| Passage to read |
=======

In [1]:
import pandas as pd
import nltk
import string
from nltk import wordpunct_tokenize
from nltk.corpus import stopwords
from nltk.tokenize import RegexpTokenizer
from nltk.stem import WordNetLemmatizer
from nltk.stem.porter import PorterStemmer
import json
import os
import spacy

In [2]:
nlp = spacy.load("en_core_web_sm")

In [3]:
def parse_paper_json(paper_json):
    """
    Builds and returns a dict containing the paper_id, title, and
    body_text (joined sections) for further processing

    :param paper_json: loaded JSON object
    :return: dict containing targeted information
    """
    return \
        {
            'paper_id':     paper_json['paper_id'],
            'title':        paper_json['metadata']['title'],
            'body_text':    " ".join([x['text'] for x in paper_json['body_text']])

=======

| Data shown |
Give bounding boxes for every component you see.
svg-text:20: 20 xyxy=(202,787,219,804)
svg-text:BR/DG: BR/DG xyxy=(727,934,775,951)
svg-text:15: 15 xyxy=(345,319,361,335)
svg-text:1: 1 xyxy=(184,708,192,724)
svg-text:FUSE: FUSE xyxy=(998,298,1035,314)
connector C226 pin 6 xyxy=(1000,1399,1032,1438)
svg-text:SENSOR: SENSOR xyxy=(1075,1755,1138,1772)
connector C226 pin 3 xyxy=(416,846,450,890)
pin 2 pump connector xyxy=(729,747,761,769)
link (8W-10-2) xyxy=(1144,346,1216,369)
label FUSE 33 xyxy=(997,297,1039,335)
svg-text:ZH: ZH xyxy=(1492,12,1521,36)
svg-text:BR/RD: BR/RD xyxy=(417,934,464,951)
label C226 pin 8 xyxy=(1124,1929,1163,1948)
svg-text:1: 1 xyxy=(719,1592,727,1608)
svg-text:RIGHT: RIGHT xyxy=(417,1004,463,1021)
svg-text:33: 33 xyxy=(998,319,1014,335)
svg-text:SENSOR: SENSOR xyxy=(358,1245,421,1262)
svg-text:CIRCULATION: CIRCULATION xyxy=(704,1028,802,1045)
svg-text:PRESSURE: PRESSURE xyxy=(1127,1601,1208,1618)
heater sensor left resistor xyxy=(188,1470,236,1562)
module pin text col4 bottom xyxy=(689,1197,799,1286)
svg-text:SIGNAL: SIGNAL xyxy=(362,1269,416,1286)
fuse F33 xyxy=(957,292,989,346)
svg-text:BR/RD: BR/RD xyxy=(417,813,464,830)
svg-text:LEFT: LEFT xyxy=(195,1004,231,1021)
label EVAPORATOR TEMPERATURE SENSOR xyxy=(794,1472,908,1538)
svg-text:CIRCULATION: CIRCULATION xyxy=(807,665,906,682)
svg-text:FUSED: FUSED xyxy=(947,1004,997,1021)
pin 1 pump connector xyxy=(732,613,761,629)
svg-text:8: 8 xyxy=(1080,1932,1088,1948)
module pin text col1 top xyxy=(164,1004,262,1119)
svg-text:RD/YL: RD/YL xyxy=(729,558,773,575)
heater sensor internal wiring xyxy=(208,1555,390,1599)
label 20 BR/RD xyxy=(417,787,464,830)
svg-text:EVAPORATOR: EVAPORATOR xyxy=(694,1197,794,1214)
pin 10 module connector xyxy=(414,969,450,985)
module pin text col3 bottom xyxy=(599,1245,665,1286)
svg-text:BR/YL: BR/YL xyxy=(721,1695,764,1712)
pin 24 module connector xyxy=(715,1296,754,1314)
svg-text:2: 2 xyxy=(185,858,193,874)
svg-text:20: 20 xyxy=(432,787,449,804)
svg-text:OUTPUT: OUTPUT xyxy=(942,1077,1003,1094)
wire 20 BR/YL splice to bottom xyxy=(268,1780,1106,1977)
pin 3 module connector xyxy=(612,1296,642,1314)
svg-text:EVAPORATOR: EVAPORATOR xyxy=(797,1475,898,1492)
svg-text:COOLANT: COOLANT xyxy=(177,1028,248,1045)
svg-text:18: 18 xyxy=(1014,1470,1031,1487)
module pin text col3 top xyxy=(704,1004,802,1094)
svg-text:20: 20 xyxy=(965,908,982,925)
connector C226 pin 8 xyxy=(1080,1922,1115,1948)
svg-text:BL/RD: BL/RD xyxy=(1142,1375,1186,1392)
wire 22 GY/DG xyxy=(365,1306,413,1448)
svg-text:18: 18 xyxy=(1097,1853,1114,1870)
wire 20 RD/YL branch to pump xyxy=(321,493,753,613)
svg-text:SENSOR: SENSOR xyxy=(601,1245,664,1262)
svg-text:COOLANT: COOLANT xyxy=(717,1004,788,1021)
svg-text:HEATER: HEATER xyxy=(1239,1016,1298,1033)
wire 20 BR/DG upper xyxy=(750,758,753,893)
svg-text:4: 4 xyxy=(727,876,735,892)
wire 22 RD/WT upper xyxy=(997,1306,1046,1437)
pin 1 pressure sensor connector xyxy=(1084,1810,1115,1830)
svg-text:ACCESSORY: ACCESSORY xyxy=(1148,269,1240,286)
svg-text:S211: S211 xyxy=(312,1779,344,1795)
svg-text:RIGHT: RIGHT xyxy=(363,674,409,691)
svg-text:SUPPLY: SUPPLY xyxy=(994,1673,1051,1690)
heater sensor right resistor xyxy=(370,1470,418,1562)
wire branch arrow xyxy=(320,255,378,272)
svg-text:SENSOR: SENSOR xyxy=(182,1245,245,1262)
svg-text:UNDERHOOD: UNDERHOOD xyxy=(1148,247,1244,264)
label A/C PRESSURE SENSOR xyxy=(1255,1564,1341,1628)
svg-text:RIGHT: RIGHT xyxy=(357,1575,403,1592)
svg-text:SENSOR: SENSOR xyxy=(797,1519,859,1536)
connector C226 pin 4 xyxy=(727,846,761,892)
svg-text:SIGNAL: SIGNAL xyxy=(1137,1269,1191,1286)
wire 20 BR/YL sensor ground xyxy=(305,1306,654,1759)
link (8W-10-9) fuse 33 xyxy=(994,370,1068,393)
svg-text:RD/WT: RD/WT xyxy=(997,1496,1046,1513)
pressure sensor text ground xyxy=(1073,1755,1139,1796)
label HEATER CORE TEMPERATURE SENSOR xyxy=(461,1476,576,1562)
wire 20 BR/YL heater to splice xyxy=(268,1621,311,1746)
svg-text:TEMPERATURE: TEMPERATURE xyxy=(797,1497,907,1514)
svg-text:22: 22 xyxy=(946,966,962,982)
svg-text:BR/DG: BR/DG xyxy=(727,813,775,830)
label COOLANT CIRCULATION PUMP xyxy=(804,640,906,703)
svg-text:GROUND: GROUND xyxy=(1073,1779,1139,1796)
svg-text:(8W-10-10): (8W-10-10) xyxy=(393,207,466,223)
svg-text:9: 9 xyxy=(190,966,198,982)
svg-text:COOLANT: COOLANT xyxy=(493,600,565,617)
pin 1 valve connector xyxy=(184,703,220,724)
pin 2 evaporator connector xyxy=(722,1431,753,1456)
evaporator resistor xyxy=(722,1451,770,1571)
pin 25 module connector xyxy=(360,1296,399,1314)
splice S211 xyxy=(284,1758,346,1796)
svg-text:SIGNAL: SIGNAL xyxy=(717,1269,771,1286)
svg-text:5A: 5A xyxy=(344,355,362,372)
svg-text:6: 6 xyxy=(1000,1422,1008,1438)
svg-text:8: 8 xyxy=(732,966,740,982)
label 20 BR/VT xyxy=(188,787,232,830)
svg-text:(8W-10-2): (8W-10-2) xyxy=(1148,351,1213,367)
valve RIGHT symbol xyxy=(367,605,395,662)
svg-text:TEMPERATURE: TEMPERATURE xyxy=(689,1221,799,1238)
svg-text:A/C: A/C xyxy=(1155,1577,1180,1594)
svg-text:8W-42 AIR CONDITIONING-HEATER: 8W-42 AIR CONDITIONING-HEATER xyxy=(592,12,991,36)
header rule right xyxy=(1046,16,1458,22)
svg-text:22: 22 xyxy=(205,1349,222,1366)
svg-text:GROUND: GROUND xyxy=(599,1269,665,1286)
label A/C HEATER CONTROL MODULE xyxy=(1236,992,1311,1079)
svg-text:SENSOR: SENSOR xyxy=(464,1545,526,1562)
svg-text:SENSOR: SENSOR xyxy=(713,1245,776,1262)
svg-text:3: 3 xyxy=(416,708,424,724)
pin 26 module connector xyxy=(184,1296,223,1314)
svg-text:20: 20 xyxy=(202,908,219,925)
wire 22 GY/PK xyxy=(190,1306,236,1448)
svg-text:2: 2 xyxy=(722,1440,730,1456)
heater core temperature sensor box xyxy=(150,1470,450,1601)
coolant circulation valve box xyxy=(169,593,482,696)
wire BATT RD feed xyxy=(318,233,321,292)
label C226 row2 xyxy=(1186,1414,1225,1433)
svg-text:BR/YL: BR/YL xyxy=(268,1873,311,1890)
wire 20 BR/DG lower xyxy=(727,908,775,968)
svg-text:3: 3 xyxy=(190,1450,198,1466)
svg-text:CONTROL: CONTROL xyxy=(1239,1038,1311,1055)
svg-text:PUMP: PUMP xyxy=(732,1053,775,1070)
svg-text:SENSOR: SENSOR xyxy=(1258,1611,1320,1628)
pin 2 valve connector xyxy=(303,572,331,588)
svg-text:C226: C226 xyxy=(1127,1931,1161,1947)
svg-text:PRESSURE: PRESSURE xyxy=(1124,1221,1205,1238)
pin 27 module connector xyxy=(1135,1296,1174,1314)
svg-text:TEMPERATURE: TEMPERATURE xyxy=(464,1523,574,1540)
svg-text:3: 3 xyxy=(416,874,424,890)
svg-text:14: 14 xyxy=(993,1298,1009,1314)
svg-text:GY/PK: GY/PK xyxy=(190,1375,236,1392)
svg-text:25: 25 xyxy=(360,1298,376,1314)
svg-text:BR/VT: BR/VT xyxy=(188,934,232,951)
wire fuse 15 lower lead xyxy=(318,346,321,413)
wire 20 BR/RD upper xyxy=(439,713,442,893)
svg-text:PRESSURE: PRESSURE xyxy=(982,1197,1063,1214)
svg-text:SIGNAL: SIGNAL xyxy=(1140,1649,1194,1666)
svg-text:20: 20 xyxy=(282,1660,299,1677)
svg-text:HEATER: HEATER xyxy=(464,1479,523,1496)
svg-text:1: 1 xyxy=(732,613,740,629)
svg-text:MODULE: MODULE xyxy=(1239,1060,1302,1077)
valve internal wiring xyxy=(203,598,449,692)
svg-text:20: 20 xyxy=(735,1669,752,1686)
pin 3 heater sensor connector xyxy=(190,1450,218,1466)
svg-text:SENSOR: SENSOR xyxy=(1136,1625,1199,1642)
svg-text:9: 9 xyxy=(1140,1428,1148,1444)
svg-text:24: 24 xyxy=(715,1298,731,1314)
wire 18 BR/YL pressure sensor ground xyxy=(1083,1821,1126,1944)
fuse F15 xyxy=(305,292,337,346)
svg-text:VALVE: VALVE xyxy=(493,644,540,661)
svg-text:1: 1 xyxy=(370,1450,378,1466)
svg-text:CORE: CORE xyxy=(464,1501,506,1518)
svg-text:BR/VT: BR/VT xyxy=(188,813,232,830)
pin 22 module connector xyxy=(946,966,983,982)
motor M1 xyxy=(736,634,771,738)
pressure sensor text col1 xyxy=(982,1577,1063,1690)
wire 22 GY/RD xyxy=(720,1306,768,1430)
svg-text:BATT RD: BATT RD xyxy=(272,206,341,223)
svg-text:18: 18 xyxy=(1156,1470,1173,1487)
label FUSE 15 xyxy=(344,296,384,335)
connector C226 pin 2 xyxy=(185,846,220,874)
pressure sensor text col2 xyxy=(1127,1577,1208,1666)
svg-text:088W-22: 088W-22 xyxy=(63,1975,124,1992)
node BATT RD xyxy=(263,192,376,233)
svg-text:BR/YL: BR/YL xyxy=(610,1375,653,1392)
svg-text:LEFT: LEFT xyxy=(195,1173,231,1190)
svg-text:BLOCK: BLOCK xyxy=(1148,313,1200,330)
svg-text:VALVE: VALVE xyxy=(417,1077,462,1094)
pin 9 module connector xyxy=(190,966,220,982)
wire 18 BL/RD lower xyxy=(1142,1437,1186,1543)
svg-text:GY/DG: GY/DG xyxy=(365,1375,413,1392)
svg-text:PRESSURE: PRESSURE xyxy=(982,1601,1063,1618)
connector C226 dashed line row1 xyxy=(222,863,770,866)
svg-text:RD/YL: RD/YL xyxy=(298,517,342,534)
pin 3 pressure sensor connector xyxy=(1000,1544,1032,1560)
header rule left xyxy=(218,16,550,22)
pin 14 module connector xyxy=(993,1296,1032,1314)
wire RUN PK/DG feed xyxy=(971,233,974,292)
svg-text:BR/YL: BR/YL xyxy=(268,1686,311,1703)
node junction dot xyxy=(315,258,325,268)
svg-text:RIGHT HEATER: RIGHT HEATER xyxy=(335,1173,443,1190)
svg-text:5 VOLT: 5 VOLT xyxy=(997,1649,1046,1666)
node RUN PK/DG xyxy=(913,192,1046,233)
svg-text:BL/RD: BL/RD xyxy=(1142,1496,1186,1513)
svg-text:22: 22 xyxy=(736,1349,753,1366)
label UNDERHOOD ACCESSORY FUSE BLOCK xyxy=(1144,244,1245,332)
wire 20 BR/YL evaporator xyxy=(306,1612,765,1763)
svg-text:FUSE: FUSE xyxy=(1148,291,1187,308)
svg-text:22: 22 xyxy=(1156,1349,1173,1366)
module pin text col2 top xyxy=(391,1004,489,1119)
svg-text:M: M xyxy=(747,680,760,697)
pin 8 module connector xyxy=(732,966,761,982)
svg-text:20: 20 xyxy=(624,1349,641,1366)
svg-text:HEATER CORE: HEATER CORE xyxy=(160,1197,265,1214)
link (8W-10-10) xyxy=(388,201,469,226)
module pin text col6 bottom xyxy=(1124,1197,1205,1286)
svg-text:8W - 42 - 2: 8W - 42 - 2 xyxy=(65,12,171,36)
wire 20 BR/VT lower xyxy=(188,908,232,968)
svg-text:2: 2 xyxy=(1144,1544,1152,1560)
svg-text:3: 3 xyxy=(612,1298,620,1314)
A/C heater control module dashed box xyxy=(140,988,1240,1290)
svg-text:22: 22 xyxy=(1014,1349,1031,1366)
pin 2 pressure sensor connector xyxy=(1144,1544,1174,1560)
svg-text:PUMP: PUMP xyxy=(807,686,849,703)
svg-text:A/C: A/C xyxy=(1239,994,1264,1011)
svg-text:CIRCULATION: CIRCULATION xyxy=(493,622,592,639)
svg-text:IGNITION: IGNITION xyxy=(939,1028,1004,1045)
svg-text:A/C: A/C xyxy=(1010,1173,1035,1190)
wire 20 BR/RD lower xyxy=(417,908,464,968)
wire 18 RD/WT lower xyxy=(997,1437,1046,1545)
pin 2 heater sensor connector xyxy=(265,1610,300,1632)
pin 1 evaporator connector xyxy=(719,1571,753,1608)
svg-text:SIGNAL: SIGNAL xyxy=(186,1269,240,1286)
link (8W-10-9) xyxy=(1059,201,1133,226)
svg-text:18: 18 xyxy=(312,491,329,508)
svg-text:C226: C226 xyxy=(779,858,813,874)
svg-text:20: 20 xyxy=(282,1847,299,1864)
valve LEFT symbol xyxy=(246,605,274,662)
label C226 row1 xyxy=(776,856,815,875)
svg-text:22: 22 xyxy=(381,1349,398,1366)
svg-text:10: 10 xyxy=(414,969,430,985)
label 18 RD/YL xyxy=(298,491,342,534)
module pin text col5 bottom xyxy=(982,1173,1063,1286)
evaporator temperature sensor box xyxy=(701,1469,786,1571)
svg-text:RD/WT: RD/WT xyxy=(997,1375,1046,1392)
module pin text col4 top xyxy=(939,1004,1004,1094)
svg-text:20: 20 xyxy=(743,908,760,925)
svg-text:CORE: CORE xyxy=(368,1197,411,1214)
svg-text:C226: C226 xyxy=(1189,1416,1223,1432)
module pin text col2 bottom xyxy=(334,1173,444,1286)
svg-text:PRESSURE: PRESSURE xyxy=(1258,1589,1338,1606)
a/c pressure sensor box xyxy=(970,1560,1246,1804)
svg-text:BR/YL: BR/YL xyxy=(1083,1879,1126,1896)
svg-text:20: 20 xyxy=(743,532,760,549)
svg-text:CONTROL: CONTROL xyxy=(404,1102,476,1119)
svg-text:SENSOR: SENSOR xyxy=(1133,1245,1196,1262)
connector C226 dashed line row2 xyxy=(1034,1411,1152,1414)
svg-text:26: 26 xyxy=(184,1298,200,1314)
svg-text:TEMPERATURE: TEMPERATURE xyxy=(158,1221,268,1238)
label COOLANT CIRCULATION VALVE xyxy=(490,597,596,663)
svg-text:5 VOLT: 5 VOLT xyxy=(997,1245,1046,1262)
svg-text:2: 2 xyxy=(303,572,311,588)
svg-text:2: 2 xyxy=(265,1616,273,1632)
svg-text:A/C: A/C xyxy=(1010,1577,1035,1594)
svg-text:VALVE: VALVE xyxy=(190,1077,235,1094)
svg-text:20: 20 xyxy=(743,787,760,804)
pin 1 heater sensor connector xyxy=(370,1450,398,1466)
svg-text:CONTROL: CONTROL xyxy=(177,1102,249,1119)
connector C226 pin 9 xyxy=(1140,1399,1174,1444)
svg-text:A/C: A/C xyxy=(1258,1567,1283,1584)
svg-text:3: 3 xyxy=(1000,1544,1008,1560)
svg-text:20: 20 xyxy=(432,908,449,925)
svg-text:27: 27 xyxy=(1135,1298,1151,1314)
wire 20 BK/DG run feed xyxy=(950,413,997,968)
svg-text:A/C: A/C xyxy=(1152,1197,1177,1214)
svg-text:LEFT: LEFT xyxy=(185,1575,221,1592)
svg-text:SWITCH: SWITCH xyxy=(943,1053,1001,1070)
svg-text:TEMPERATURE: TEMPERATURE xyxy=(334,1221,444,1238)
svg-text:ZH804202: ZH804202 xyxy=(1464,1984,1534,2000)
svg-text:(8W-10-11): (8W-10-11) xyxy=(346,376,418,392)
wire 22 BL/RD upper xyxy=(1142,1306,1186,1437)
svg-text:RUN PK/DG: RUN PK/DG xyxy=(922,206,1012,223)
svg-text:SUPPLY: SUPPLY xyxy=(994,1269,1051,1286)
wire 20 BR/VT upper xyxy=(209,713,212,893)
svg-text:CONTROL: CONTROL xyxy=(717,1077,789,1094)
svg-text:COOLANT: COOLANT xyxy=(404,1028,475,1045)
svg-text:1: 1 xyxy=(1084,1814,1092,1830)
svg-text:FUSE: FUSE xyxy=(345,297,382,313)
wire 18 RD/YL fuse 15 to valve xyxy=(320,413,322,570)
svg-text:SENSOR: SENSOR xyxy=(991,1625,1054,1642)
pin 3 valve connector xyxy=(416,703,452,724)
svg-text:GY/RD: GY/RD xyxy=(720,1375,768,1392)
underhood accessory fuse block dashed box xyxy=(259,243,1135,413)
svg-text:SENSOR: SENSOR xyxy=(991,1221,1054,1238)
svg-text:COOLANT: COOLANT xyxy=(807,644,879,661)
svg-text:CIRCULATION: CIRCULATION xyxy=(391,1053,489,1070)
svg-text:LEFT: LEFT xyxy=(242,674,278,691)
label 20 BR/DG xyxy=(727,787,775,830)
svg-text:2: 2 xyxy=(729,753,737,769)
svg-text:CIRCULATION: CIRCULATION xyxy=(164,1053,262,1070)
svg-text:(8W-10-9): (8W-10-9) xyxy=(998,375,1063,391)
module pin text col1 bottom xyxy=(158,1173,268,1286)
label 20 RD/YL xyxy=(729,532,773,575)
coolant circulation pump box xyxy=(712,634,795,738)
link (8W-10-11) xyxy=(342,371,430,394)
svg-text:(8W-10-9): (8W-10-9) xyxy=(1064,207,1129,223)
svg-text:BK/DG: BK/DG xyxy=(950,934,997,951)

=======

| Your goal |
Extend the notebook code for parsing paper JSON, starting right after its final line.

| Written response |
        }


def text_lang_likely(text):
    """
    Compares tokenized text to set of stopwords for each language contained
    within the NLTK stopwords corpus and outputs the likely language based on
    the number of common words.

    Adapted from http://blog.alejandronolla.com/2013/05/15/detecting-text-language-with-python-and-nltk/

    :param text: body of text
    :return: most likely language of text
    """
    wp_words = set(wd.lower() for wd in wordpunct_tokenize(text))
    lang_scores = {}
    for lang in stopwords.fileids():
        sw_set = set(stopwords.words(lang))
        intersection = wp_words & sw_set
        lang_scores[lang] = len(intersection)
    return max(lang_scores, key=lang_scores.get) # return language with highest score

In [4]:
n100_base = '../update1_explore/n100_files'
n100_paths = [f'{n100_base}/{filename}' for filename in os.listdir(n100_base)]

papers = []
for path in n100_paths:
    with open(path, 'r') as f:
        data = json.load(f)
        data_dict = parse_paper_json(data)
        data_dict['language'] = text_lang_likely(data_dict['body_text'])

        papers.append(data_dict)

In [5]:
df = pd.DataFrame(papers)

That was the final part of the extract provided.